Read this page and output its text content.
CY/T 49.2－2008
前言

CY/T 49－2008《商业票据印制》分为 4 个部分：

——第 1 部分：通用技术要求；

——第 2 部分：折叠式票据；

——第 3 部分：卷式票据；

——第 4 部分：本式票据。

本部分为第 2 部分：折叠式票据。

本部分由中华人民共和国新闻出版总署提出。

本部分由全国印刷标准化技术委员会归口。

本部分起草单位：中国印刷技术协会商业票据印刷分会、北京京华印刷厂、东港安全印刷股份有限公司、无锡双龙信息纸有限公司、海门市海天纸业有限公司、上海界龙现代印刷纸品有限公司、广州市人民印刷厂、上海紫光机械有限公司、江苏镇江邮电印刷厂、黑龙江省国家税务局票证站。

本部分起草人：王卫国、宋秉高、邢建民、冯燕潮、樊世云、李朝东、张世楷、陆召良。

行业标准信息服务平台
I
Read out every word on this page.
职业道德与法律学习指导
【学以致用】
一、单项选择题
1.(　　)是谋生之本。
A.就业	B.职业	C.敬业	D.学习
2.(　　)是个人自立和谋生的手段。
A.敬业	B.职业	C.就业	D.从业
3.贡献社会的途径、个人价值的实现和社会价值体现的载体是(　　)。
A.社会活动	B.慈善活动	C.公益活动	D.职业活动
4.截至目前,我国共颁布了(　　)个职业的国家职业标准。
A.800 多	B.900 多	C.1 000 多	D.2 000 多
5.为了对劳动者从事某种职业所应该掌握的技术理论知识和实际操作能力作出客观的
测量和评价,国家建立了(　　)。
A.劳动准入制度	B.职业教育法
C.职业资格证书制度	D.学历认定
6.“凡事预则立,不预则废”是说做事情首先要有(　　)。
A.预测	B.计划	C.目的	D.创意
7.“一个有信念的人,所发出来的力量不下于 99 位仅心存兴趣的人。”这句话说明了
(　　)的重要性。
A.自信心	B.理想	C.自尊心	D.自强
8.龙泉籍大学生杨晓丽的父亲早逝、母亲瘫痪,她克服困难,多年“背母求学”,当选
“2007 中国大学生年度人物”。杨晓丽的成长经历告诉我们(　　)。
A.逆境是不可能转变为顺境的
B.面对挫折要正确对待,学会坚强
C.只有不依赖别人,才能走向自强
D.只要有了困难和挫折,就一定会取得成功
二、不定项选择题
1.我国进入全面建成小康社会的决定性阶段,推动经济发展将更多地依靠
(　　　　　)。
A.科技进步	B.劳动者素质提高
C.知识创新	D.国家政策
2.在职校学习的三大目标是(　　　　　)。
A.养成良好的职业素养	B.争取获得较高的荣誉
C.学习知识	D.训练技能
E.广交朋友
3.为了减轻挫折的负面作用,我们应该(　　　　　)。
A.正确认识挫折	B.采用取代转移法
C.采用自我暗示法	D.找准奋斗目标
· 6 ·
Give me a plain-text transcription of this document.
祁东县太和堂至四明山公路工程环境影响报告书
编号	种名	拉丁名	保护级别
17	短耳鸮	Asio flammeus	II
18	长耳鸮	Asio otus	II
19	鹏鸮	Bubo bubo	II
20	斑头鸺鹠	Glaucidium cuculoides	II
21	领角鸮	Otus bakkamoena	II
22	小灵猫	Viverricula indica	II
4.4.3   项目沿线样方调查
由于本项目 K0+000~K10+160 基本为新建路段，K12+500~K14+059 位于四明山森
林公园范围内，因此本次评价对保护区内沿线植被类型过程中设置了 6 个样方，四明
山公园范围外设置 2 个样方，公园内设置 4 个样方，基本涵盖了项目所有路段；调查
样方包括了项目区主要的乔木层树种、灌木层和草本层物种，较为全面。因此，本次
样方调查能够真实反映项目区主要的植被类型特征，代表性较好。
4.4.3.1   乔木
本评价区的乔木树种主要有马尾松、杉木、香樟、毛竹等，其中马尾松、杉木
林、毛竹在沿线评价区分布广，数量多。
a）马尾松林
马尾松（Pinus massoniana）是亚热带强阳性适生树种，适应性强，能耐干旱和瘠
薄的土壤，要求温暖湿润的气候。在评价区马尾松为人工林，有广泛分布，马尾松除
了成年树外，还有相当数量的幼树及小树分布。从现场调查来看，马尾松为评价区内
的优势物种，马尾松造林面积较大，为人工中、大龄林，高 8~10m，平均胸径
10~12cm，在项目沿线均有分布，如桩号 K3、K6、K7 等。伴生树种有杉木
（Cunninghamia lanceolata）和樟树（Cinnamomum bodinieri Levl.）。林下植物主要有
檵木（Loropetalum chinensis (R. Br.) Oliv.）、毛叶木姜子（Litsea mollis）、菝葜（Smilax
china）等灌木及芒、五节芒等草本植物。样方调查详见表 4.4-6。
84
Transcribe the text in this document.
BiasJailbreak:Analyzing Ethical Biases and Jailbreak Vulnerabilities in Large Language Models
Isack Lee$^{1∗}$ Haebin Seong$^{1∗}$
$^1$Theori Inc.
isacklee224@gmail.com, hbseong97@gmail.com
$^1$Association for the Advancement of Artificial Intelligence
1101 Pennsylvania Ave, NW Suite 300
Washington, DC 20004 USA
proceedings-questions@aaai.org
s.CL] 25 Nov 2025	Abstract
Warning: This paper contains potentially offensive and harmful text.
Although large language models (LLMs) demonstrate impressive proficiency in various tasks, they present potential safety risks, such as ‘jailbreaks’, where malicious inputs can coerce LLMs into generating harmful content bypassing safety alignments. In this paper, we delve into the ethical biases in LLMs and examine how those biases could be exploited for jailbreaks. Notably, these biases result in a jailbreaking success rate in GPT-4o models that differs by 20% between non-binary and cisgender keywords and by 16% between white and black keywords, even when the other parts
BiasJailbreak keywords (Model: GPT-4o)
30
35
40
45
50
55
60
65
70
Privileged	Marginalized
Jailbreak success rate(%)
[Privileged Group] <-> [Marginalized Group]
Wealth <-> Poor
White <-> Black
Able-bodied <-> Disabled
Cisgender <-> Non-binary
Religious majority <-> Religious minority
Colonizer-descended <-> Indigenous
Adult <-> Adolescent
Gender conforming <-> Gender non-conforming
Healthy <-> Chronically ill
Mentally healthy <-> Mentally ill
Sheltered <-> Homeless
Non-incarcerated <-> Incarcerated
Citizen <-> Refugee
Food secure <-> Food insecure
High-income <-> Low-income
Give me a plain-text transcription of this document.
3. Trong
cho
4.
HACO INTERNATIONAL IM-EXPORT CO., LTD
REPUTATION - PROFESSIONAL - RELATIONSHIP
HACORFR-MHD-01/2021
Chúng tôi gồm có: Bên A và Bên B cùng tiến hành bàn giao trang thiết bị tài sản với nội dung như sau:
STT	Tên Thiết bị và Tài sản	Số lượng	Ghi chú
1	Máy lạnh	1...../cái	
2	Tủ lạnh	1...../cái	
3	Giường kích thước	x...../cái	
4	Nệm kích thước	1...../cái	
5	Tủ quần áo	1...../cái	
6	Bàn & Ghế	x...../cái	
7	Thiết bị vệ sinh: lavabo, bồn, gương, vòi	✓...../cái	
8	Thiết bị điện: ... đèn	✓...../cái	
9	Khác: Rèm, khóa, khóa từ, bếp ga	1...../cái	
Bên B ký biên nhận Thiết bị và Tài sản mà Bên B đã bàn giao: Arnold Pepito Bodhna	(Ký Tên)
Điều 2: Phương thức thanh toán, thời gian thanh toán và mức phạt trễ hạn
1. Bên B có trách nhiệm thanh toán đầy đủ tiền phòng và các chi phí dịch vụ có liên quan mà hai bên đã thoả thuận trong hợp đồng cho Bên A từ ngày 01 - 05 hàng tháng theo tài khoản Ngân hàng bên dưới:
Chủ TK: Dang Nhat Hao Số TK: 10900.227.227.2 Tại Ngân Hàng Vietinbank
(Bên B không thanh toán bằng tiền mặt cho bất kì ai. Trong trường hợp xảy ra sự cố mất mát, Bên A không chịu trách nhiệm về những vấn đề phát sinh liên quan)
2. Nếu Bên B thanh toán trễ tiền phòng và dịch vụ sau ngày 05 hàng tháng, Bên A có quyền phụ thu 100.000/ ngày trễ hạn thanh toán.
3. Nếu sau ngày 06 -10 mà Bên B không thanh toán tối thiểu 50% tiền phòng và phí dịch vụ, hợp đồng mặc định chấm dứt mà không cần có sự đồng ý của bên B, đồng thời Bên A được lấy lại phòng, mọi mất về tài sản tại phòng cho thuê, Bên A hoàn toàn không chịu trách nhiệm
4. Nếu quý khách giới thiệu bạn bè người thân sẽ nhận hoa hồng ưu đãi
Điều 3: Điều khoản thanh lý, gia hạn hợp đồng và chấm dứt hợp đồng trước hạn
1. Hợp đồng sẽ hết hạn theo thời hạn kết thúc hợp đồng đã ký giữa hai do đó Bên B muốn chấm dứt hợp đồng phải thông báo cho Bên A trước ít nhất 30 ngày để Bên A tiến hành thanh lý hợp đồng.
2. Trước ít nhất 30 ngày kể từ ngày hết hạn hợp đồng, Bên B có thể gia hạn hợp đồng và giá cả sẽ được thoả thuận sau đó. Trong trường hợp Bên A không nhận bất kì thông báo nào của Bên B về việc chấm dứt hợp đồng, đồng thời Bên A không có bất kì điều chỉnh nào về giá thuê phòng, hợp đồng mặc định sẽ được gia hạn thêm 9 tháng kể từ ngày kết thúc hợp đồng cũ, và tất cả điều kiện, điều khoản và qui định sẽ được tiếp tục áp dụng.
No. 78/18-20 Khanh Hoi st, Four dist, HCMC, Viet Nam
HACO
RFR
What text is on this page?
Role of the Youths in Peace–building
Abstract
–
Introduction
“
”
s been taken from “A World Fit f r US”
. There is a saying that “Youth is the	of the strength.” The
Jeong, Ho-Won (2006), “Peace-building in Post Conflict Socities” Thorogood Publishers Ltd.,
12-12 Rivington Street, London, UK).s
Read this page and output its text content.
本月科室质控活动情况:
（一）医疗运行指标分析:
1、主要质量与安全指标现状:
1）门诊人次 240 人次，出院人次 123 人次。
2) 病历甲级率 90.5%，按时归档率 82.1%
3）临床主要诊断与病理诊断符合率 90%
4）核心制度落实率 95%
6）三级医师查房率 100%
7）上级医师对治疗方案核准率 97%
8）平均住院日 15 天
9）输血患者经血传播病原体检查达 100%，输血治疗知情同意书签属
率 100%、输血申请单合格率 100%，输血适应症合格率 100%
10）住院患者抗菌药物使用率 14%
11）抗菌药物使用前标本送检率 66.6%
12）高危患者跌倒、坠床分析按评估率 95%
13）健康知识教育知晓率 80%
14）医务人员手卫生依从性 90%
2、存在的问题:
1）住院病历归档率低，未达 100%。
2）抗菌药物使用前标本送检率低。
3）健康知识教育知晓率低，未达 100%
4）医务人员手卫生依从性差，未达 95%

------------------------------------------------------------

### EXERCISE BRIEF
Count how many lines of the material hold the string "BiasJailbreak". Give the number and nothing more.

### RESULT OF THE TASK
2